-- SHORT TASK --
In the records that follow, show each line where the word "Плитки" is present.

Records from a data collection:
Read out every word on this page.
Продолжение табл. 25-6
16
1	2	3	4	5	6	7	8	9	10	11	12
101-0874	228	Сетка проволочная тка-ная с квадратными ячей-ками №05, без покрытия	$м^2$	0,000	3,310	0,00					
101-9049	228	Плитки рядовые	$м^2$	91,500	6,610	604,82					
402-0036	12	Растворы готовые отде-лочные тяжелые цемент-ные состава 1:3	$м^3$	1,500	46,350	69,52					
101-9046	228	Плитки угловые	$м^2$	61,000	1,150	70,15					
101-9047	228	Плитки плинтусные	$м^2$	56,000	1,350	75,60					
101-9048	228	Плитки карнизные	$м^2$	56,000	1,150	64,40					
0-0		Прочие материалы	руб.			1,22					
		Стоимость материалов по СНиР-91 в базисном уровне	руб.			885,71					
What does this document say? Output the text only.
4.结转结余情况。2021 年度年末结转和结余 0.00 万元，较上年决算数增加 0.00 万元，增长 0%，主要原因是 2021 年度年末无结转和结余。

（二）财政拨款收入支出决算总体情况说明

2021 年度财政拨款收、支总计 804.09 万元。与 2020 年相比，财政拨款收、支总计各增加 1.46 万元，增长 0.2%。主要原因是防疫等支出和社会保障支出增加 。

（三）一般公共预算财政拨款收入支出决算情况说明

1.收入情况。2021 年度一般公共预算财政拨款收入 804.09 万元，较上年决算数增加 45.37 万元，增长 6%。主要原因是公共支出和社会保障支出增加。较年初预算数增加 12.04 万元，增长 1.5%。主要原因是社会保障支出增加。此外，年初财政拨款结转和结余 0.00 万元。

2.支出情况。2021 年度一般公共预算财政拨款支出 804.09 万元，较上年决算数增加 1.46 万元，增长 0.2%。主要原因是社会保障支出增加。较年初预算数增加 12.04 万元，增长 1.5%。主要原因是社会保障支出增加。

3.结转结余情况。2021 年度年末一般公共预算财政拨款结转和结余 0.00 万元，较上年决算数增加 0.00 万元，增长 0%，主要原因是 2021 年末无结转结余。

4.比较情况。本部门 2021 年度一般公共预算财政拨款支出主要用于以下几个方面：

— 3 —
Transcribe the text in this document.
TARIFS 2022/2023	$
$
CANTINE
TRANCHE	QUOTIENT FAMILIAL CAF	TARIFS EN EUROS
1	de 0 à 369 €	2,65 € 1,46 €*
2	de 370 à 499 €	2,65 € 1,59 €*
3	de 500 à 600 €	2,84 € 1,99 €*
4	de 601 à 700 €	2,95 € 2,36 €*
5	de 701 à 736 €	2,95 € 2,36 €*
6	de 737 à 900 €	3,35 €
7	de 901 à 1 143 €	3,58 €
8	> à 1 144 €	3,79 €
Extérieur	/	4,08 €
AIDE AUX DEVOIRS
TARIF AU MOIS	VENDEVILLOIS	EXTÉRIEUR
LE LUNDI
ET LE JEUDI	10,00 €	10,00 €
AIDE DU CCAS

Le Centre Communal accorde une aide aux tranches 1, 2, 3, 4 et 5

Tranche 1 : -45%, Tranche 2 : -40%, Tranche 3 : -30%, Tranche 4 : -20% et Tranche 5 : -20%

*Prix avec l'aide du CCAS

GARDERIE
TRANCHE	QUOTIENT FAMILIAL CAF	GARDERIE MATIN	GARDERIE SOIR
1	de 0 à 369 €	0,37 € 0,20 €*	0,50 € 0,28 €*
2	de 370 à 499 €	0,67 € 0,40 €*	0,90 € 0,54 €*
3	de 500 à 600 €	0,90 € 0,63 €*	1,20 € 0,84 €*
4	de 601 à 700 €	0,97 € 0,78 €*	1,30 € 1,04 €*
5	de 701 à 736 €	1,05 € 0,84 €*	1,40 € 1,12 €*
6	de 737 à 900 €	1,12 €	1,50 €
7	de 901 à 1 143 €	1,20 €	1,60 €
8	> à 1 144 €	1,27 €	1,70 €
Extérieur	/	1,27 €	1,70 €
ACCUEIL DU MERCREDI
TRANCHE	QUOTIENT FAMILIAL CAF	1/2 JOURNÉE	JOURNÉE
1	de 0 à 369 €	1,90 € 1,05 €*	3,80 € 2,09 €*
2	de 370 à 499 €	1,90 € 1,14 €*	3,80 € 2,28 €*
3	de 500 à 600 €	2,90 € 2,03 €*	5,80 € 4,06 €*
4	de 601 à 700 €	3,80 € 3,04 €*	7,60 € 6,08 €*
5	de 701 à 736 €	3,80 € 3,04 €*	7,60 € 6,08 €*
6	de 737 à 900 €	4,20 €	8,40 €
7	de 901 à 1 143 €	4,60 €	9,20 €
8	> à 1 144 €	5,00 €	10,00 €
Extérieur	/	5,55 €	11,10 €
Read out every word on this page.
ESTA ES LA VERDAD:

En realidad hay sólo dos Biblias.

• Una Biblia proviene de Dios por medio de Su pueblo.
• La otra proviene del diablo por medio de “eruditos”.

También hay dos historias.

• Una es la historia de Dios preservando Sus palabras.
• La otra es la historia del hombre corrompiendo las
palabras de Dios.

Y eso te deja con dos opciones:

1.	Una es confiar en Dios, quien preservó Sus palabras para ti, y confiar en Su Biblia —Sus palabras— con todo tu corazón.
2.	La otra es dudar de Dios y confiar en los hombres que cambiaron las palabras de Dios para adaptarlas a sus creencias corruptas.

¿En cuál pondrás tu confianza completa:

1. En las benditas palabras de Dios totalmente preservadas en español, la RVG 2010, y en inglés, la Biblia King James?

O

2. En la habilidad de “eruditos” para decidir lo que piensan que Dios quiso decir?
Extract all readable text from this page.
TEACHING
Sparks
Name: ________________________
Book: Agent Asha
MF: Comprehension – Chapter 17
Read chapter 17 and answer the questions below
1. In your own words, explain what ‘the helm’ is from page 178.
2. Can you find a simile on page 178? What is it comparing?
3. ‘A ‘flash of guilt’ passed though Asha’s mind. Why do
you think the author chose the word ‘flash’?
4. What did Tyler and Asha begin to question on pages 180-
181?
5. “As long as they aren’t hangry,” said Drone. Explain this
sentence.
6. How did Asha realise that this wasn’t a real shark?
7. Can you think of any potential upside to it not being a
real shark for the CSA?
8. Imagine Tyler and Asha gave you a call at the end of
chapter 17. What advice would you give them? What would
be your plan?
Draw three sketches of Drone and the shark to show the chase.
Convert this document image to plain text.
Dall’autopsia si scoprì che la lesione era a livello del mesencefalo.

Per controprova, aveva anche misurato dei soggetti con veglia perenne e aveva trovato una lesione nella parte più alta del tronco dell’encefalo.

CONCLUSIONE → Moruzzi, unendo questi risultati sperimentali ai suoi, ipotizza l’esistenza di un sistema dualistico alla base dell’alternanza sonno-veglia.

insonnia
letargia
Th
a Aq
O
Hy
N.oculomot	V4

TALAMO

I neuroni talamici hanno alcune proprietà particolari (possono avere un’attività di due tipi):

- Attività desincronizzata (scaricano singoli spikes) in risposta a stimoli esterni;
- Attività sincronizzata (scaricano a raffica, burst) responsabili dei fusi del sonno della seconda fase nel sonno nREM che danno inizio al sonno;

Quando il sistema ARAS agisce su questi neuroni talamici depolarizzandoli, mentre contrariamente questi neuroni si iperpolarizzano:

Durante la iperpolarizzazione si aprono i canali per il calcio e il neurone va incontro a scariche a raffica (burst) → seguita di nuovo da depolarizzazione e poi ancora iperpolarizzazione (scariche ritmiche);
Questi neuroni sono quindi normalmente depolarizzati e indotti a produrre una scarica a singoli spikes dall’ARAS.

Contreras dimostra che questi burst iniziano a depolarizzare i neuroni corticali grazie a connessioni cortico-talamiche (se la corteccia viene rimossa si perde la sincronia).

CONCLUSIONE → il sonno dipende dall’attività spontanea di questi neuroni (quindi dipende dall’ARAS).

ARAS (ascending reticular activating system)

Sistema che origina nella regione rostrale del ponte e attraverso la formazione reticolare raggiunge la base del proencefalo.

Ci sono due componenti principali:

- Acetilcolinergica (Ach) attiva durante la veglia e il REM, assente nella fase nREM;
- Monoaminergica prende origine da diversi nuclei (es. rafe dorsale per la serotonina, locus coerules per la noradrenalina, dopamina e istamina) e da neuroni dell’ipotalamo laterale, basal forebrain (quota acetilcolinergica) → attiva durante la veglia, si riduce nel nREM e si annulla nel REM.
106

-- SOLUTION FOR THIS EXERCISE --
101-9049	228	Плитки рядовые	$м^2$	91,500	6,610	604,82					
101-9046	228	Плитки угловые	$м^2$	61,000	1,150	70,15					
101-9047	228	Плитки плинтусные	$м^2$	56,000	1,350	75,60					
101-9048	228	Плитки карнизные	$м^2$	56,000	1,150	64,40					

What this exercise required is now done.